Te lezen tekst
------------------------------------------------

De Apogee dac vervangt tijdelijk de M-Audio Superdac 2496. Als digitale bron dient mijn Teac VRDS-T1 met Trichord Clock II modificatie. Anti jitter box is de vertrouwde Monarchy Audio DIP Mk 2 en de kabels zijn Apogee Wyde-Eye resp. cinch en AES/EBU (XLR). Vanaf de dac gaat het verder met Van den Hul The First Ultimate naar de voorversterker van Clearaudio. De combinatie Monarchy Audio met JM Lab geeft het geluid weer op voldoende niveau. Alle apparatuur en kabels staan onderaan de recensie opgesomd. Om het geluid van de platenspeler om te zetten naar een digitaal signaal gebruik ik de tape out van de Clearaudio. Via een kabel achterop de dac verbind ik de a/d met de d/a converter. Door te schakelen tussen bron en tape monitor kan ik zo beluisteren wat het effect is van deze omweg. Alle aansluitingen op de Apogee zijn gerealiseerd met verloopjes van cinch naar XLR. Niet optimaal en gevoelig voor aardlussen, maar het is niet anders omdat mijn voorversterker geen XLR ingangen heeft en ook geen XLR tape out. Op een lichte brom na tijdens het afluisteren van de platenspeler merk ik er niets van dat cinch ontbreekt. De Apogee is zo ingesteld dat het ingang en uitgang niveau passend is voor de huiskamer. Dipswitches aan de achterzijde geven hiertoe de mogelijkheid. Het kloksignaal wordt niet gedistribueerd dus cd loopwerk, anti jitter box, a/d en d/a converter werken alle met de eigen ingebouwde klok. Geen Aardvark (wat een naam!) beschikbaar. DVD heeft een avond staan spelen, maar ik ben te weinig kritisch op dat gebied om daar een waarde oordeel over te geven, anders dan dat het uitstekend klonk en feilloos werkte. Hier gebruikte ik de optische ingang van de Apogee in combinatie met een Marantz DV6200. De tegenhanger voor het digitale geweld vormt een Garrard/Pro-ject/Highphonic/Transrotor platenspeler en later een Pro-ject/Shure/Transrotor geheel. Met Siltech MXT bekabeld van voor tot achter.

------------------------------------------------

[Fragmenten uit een set lay-outannotaties]
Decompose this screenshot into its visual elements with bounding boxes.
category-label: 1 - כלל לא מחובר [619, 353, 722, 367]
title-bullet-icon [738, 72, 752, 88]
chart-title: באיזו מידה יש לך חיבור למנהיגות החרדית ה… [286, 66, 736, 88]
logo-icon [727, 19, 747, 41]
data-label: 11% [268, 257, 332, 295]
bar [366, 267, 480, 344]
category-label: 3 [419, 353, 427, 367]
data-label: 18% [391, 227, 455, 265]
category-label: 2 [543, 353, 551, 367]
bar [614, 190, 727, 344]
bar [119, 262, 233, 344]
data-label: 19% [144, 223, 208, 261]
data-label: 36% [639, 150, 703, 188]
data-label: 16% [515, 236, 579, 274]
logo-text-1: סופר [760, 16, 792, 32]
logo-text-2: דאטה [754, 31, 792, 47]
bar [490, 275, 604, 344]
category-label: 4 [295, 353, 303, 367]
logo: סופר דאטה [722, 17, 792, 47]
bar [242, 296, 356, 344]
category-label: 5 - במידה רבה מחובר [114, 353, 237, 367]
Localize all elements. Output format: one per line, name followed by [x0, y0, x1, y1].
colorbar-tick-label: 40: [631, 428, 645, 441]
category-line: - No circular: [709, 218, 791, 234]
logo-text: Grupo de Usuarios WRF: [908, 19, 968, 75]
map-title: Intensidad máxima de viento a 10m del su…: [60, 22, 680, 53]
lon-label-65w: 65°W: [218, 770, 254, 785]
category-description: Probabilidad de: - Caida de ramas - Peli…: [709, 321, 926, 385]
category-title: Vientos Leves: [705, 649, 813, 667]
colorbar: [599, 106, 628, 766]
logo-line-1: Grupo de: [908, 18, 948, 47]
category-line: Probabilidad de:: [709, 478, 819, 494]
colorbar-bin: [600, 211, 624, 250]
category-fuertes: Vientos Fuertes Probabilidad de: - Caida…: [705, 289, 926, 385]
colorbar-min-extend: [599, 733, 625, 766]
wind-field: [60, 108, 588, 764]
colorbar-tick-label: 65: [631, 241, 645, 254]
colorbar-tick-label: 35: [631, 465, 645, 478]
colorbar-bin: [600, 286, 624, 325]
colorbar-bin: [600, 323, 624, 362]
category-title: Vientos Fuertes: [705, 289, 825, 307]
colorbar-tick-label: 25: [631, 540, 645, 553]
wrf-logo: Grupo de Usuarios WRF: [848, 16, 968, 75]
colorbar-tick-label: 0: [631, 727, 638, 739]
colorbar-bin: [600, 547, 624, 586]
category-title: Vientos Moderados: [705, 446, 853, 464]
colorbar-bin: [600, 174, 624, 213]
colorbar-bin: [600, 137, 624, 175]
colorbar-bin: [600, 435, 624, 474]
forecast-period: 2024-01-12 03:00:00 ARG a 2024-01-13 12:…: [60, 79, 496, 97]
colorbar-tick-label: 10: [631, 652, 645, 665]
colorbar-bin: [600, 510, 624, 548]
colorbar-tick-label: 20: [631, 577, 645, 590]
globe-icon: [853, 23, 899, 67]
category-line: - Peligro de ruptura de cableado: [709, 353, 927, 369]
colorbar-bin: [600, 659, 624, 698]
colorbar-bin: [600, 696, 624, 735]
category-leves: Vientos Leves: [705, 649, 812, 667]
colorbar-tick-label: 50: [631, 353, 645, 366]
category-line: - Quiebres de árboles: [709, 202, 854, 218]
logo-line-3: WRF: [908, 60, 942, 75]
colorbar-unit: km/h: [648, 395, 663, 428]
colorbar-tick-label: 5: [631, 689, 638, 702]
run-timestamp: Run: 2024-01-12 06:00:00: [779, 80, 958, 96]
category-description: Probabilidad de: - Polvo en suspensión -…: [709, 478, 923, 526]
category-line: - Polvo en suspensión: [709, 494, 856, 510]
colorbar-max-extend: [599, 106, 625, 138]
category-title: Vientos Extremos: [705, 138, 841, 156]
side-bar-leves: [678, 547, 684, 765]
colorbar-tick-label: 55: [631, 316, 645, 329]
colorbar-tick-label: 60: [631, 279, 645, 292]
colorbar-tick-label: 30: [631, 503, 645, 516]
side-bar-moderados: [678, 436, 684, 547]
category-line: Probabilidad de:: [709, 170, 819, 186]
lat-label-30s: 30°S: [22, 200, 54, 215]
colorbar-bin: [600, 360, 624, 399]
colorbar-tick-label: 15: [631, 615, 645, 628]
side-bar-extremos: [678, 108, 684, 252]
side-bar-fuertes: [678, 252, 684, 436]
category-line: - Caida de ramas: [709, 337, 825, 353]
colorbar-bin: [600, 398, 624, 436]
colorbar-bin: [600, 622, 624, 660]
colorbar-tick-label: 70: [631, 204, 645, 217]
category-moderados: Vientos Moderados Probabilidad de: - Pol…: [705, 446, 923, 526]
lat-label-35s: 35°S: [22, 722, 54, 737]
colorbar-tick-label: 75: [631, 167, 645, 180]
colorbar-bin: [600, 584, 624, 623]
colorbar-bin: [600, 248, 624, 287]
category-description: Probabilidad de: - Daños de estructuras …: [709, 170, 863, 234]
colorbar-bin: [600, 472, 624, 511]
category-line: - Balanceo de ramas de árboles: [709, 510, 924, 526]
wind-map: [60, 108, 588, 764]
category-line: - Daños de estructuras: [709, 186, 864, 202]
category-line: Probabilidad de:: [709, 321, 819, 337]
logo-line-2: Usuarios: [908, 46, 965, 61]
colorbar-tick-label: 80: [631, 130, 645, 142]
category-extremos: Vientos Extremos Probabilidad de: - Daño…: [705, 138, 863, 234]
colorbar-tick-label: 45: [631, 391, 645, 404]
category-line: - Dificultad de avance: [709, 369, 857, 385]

------------------------------------------------

Opdracht
Welk apparaat werd volgens de tekst over de Apogee dac via de optische ingang aangesloten? Het overzicht is afkomstig uit een andere bron.

Juist antwoord
Een Marantz DV6200.